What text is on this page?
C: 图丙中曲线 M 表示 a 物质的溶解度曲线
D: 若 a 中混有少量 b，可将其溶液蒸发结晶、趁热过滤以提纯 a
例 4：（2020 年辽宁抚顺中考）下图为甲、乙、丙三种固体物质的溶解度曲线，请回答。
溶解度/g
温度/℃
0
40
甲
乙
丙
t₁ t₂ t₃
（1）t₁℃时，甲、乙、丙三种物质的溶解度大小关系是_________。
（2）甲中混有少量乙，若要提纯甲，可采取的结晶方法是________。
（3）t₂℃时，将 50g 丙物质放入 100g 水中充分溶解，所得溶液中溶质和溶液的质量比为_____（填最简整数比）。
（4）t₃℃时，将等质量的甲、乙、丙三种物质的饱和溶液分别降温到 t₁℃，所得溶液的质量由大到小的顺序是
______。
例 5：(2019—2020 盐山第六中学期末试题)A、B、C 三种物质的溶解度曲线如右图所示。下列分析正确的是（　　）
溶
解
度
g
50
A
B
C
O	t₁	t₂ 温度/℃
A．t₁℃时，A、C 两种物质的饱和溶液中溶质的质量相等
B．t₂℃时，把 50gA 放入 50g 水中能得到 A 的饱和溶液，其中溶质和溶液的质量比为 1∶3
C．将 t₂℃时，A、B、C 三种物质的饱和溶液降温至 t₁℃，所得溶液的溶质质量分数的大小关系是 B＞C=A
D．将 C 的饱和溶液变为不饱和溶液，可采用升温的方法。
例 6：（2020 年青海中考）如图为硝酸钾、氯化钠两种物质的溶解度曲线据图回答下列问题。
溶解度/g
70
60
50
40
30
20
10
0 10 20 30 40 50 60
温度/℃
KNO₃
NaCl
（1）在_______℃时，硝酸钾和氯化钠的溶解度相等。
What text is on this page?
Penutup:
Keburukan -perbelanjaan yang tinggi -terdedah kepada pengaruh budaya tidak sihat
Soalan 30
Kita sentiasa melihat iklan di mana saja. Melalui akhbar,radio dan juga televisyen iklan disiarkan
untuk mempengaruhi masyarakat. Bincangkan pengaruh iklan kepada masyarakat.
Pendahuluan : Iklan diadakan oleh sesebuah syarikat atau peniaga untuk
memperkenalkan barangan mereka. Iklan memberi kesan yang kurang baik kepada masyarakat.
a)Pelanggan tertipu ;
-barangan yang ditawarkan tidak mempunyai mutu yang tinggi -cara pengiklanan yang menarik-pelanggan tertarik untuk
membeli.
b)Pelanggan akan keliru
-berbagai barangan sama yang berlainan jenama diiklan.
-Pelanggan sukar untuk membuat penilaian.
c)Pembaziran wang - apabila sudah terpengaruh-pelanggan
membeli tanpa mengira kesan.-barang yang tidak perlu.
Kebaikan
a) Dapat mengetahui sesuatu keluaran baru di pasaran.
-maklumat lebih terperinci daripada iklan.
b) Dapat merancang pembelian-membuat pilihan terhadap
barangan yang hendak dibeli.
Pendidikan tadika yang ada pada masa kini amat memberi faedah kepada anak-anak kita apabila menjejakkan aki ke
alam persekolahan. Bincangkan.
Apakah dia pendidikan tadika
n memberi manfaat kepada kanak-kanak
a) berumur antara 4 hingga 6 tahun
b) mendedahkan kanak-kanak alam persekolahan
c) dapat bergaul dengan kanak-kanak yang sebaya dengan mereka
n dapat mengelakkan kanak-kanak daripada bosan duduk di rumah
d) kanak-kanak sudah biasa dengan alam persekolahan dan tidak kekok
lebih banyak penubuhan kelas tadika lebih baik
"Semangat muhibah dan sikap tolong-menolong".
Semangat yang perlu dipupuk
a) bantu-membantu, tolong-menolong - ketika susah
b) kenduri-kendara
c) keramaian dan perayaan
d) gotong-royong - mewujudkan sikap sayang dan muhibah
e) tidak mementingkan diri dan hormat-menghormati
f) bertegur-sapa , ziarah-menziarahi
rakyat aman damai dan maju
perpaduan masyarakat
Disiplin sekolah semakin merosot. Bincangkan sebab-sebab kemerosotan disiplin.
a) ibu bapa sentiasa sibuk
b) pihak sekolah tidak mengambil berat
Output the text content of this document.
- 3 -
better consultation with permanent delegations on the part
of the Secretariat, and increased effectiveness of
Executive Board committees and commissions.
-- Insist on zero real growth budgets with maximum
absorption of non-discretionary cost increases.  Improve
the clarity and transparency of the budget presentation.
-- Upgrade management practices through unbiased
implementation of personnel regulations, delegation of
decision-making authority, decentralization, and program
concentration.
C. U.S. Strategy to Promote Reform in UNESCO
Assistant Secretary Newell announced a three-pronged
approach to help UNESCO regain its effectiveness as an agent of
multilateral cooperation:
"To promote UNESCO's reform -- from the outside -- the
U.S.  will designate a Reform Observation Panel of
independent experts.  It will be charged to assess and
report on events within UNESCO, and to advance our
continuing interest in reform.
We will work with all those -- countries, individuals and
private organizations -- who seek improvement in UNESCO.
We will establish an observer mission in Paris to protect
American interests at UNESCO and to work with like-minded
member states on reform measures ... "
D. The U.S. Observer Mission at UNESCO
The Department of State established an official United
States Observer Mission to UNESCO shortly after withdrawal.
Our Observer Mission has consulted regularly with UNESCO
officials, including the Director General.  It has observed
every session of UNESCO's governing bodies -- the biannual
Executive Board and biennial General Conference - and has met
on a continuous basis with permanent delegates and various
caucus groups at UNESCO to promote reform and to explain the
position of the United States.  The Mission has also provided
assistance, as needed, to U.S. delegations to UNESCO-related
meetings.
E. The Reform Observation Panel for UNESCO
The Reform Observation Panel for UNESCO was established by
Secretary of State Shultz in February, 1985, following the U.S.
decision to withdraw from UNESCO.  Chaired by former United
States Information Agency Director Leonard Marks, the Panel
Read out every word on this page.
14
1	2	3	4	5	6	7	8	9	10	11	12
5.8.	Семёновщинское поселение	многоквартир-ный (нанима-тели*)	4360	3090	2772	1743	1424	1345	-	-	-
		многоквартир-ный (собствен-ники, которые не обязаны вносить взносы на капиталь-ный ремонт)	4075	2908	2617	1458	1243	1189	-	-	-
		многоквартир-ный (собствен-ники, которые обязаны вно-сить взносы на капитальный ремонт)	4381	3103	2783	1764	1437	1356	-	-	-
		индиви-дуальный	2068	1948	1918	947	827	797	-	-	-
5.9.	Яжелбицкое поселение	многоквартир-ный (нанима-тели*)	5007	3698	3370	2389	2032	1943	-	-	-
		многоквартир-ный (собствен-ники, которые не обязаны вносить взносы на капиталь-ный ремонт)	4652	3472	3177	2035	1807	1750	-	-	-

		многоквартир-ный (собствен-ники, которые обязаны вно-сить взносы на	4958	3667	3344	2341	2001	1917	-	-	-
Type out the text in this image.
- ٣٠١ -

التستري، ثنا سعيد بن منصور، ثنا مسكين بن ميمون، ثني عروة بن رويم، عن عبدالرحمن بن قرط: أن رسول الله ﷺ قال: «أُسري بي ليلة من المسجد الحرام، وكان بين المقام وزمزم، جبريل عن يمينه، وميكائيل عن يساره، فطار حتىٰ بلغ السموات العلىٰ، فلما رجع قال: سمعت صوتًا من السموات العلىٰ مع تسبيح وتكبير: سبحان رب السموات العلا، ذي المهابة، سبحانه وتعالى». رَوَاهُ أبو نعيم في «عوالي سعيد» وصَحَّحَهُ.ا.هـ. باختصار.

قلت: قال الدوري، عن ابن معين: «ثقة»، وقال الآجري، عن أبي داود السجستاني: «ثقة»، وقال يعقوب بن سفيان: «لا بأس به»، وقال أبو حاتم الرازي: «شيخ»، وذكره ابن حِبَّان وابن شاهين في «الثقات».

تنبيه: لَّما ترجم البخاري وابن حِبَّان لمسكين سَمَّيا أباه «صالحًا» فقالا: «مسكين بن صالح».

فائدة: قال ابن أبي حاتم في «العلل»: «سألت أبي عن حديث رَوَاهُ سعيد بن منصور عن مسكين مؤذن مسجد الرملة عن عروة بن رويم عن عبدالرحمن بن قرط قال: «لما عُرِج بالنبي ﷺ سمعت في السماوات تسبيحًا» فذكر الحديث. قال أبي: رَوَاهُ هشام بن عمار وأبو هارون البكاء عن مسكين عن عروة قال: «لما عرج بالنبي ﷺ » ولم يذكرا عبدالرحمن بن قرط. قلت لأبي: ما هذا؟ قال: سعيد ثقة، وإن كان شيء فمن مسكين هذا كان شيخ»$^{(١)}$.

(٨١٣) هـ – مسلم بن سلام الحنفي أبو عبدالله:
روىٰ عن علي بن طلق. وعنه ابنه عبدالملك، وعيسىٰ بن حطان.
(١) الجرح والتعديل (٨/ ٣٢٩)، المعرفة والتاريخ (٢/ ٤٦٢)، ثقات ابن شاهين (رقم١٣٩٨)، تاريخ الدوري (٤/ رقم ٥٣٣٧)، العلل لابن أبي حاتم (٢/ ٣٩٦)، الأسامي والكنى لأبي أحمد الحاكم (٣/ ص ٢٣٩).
== == ==
### WRITTEN INSTRUCTION
Say how many lines include the word "this"; reply with the number alone.

### WRITTEN ANSWER
5